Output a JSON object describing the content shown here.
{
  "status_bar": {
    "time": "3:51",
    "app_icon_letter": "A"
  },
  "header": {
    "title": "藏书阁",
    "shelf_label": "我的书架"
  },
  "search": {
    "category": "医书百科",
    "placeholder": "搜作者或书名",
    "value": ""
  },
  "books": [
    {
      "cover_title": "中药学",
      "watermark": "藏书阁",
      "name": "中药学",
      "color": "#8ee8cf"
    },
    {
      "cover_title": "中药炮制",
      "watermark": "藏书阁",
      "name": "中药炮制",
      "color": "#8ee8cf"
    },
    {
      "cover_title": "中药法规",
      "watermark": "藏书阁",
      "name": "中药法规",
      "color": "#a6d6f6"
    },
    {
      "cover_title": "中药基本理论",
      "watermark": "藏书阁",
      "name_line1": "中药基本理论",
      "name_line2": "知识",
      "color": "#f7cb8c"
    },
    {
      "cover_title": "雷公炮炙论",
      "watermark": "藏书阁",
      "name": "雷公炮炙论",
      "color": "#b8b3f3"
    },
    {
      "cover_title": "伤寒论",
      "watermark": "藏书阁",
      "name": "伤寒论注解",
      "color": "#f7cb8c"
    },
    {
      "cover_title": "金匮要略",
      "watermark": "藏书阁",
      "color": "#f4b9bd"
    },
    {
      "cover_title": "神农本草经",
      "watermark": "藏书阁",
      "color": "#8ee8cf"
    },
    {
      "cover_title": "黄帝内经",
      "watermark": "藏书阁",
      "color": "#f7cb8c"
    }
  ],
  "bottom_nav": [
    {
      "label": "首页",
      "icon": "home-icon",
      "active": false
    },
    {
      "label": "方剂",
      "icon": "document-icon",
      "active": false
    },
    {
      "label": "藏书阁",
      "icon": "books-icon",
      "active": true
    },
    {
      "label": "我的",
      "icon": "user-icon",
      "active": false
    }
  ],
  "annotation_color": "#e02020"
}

::::

# [Required work]
Return each entry from the material above exactly as it appears.

# [Full output]
Output a JSON object describing the content shown here.
{
  "status_bar": {
    "time": "3:51",
    "app_icon_letter": "A"
  },
  "header": {
    "title": "藏书阁",
    "shelf_label": "我的书架"
  },
  "search": {
    "category": "医书百科",
    "placeholder": "搜作者或书名",
    "value": ""
  },
  "books": [
    {
      "cover_title": "中药学",
      "watermark": "藏书阁",
      "name": "中药学",
      "color": "#8ee8cf"
    },
    {
      "cover_title": "中药炮制",
      "watermark": "藏书阁",
      "name": "中药炮制",
      "color": "#8ee8cf"
    },
    {
      "cover_title": "中药法规",
      "watermark": "藏书阁",
      "name": "中药法规",
      "color": "#a6d6f6"
    },
    {
      "cover_title": "中药基本理论",
      "watermark": "藏书阁",
      "name_line1": "中药基本理论",
      "name_line2": "知识",
      "color": "#f7cb8c"
    },
    {
      "cover_title": "雷公炮炙论",
      "watermark": "藏书阁",
      "name": "雷公炮炙论",
      "color": "#b8b3f3"
    },
    {
      "cover_title": "伤寒论",
      "watermark": "藏书阁",
      "name": "伤寒论注解",
      "color": "#f7cb8c"
    },
    {
      "cover_title": "金匮要略",
      "watermark": "藏书阁",
      "color": "#f4b9bd"
    },
    {
      "cover_title": "神农本草经",
      "watermark": "藏书阁",
      "color": "#8ee8cf"
    },
    {
      "cover_title": "黄帝内经",
      "watermark": "藏书阁",
      "color": "#f7cb8c"
    }
  ],
  "bottom_nav": [
    {
      "label": "首页",
      "icon": "home-icon",
      "active": false
    },
    {
      "label": "方剂",
      "icon": "document-icon",
      "active": false
    },
    {
      "label": "藏书阁",
      "icon": "books-icon",
      "active": true
    },
    {
      "label": "我的",
      "icon": "user-icon",
      "active": false
    }
  ],
  "annotation_color": "#e02020"
}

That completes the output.